----- MATERIAL FOR THIS TASK

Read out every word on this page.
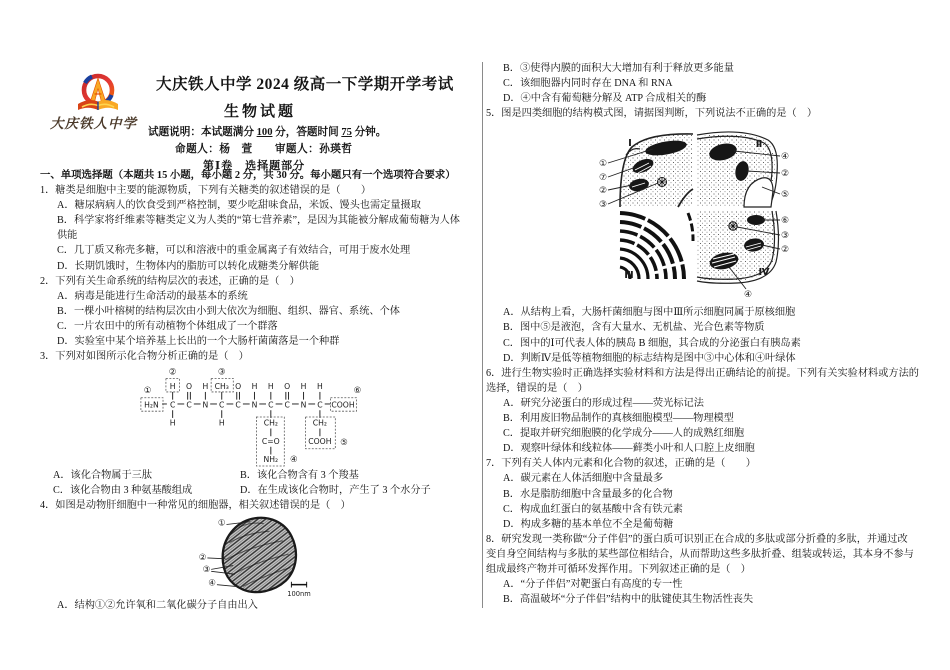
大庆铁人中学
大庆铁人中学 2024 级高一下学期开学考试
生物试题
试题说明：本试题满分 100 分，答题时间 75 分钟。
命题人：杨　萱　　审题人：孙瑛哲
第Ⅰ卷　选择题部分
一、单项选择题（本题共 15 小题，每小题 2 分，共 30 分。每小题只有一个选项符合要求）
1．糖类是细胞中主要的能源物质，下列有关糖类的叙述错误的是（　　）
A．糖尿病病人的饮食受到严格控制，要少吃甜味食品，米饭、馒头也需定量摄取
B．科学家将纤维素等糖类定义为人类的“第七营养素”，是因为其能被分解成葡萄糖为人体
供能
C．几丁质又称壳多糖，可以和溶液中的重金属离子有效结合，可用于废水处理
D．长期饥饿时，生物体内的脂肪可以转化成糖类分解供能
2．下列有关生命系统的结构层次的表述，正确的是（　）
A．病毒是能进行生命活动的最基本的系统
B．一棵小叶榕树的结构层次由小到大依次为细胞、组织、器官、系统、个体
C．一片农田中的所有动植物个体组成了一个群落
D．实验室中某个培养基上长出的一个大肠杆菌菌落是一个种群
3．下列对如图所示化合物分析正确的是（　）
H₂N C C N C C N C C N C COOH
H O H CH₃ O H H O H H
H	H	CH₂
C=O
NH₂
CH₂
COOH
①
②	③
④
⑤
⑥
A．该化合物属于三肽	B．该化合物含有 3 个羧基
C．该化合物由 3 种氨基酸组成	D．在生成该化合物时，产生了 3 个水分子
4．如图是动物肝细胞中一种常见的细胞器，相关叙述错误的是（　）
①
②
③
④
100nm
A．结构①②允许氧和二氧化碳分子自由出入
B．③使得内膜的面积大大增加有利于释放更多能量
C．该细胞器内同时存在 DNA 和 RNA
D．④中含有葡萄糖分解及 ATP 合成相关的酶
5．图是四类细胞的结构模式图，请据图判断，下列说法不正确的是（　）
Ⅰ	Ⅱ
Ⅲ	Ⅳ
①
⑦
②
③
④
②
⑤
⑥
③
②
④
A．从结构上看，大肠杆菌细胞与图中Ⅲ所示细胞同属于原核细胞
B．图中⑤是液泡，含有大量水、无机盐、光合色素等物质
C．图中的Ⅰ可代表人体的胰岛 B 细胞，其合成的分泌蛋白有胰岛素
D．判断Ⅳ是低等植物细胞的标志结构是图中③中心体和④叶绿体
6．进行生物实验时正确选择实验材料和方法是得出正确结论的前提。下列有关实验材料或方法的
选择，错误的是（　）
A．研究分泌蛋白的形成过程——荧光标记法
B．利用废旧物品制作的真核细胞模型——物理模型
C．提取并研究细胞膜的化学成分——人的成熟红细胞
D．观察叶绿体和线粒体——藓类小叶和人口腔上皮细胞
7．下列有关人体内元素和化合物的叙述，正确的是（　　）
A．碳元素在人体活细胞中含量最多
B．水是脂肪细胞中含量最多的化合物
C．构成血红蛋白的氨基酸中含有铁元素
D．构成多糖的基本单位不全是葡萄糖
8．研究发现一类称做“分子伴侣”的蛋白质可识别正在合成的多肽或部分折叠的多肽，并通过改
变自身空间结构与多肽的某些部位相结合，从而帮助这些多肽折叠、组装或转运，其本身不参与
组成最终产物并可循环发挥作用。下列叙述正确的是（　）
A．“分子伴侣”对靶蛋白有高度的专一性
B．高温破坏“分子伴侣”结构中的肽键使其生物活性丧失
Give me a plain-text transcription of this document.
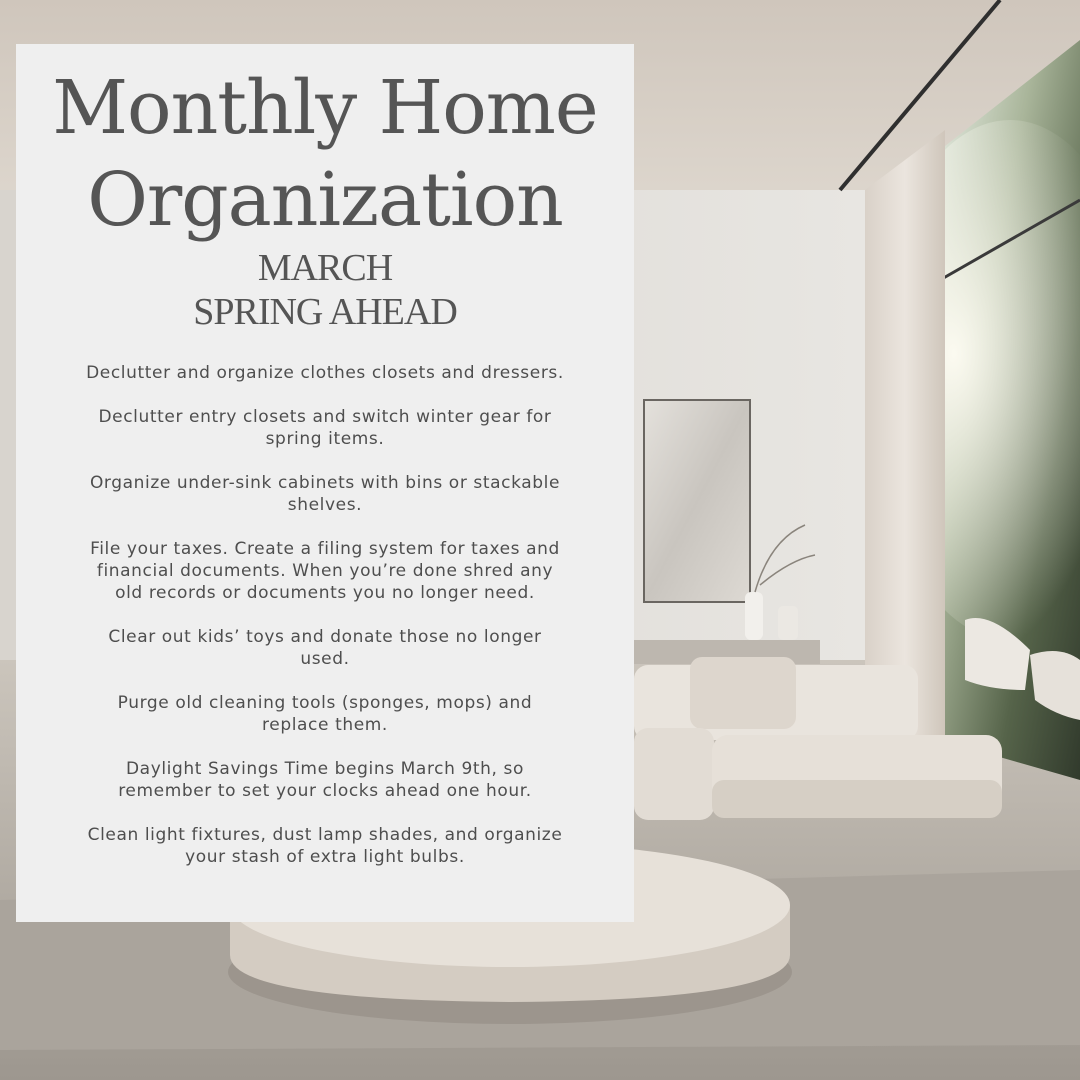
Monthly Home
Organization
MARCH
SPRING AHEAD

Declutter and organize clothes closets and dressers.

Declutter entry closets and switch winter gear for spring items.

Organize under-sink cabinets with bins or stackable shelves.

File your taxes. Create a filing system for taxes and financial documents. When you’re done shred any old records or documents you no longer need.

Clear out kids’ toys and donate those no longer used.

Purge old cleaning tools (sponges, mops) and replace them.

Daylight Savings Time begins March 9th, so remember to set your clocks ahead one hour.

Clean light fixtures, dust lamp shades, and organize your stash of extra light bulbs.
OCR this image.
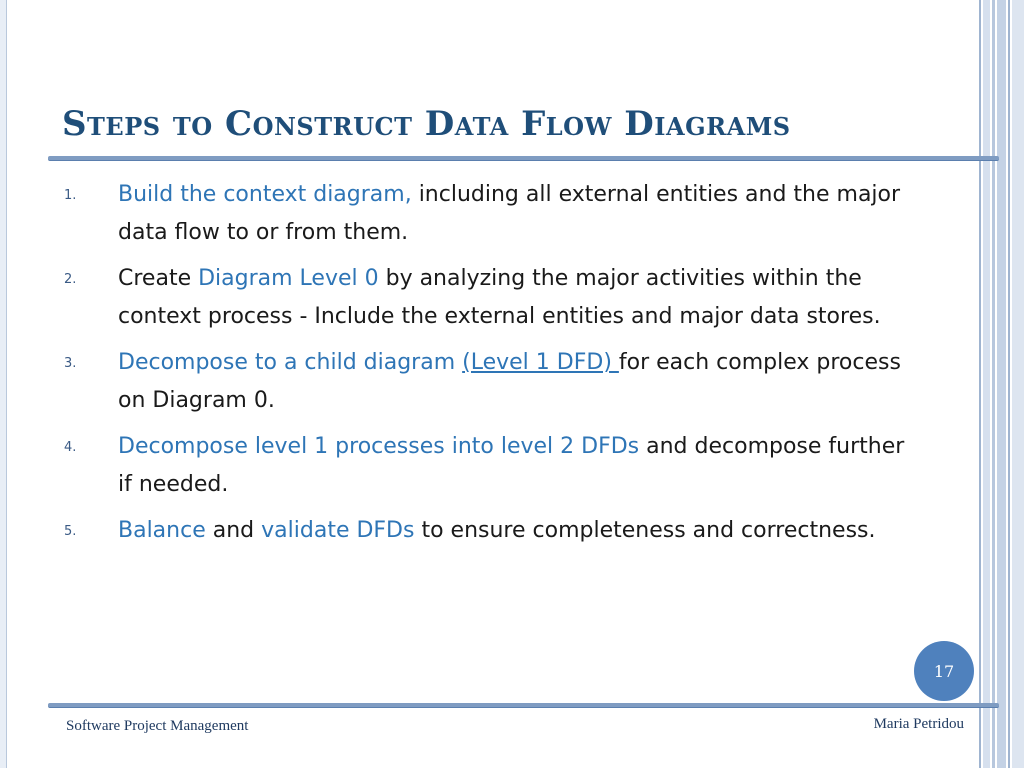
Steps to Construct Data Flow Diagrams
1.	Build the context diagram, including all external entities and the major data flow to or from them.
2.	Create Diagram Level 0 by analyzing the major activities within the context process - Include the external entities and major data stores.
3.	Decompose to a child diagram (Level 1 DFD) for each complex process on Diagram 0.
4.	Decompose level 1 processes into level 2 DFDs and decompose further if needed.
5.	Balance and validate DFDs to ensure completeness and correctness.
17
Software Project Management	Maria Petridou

----------

• TASK TO COMPLETE: Select all lines in the listing that include the word "major".

• FULL ANSWER:
1.	Build the context diagram, including all external entities and the major data flow to or from them.
2.	Create Diagram Level 0 by analyzing the major activities within the context process - Include the external entities and major data stores.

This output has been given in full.